▶ _DIRECTION_:
Return a copy of each line that holds the string "lainnya".

(Dataset excerpt)
==*==
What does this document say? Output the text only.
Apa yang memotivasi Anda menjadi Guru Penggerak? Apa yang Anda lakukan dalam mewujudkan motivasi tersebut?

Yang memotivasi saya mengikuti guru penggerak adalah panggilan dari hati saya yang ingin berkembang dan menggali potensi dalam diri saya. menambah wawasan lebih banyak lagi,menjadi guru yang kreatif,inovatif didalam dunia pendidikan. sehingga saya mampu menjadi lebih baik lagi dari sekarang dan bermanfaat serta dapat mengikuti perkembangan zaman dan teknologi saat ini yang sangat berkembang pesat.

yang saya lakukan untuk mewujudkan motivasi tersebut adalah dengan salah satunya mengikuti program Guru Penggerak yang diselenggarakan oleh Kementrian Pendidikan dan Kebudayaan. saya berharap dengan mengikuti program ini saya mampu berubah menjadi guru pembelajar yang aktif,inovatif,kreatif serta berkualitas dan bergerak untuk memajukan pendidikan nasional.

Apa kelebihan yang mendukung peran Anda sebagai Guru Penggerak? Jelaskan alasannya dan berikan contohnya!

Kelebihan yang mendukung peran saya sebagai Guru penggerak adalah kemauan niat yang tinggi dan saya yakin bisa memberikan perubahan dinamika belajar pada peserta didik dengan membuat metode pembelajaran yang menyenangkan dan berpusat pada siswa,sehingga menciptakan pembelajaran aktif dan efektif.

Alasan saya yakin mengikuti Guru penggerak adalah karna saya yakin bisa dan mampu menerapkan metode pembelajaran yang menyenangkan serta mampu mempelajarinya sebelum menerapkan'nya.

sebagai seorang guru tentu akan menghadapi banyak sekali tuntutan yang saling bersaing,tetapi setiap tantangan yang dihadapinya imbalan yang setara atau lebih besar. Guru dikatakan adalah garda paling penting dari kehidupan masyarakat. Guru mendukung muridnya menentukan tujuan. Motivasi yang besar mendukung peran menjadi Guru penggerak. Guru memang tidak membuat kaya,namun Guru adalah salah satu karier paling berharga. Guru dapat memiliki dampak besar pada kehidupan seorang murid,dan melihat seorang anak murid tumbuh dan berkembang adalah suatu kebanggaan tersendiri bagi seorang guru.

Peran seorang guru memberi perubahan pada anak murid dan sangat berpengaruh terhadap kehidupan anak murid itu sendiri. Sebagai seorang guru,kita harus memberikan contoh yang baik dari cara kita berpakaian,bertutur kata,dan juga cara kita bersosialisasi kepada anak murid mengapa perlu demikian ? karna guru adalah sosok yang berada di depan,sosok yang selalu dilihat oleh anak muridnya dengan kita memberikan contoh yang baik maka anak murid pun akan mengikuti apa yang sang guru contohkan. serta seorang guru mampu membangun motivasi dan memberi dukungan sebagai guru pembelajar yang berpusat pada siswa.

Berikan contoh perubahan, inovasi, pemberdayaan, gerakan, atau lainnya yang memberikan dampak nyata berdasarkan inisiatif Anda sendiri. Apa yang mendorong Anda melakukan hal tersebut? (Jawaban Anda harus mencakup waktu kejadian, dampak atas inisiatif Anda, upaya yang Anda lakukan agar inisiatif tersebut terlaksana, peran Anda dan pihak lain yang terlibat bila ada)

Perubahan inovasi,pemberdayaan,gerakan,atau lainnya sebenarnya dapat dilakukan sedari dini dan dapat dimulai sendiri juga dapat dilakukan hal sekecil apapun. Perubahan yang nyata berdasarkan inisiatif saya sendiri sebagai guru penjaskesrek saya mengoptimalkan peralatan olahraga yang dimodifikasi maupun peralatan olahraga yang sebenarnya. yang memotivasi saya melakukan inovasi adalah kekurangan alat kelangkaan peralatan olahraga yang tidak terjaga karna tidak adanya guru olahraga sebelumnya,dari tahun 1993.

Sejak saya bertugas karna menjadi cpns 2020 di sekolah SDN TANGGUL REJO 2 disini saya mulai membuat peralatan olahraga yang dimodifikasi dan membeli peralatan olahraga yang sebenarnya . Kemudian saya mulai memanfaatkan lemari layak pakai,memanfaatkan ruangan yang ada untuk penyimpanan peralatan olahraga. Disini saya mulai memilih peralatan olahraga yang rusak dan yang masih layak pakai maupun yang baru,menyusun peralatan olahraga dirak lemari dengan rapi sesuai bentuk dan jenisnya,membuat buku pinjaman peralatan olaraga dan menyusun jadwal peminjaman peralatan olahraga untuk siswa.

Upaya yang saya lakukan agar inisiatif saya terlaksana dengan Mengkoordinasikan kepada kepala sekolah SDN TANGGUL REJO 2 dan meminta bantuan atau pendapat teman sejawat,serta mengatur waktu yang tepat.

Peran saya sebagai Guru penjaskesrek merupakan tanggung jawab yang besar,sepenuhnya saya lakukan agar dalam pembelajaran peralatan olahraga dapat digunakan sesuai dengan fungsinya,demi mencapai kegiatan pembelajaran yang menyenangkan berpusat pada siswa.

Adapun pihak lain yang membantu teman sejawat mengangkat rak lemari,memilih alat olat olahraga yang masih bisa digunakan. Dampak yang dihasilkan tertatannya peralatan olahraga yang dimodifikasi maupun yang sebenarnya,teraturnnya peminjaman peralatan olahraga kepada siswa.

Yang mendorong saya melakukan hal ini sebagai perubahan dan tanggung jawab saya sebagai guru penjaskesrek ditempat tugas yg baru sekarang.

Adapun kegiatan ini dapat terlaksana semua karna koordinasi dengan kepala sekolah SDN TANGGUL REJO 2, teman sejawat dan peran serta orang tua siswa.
==*==
▶ _REPLY TO THE EXERCISE_:
Berikan contoh perubahan, inovasi, pemberdayaan, gerakan, atau lainnya yang memberikan dampak nyata berdasarkan inisiatif Anda sendiri. Apa yang mendorong Anda melakukan hal tersebut? (Jawaban Anda harus mencakup waktu kejadian, dampak atas inisiatif Anda, upaya yang Anda lakukan agar inisiatif tersebut terlaksana, peran Anda dan pihak lain yang terlibat bila ada)
Perubahan inovasi,pemberdayaan,gerakan,atau lainnya sebenarnya dapat dilakukan sedari dini dan dapat dimulai sendiri juga dapat dilakukan hal sekecil apapun. Perubahan yang nyata berdasarkan inisiatif saya sendiri sebagai guru penjaskesrek saya mengoptimalkan peralatan olahraga yang dimodifikasi maupun peralatan olahraga yang sebenarnya. yang memotivasi saya melakukan inovasi adalah kekurangan alat kelangkaan peralatan olahraga yang tidak terjaga karna tidak adanya guru olahraga sebelumnya,dari tahun 1993.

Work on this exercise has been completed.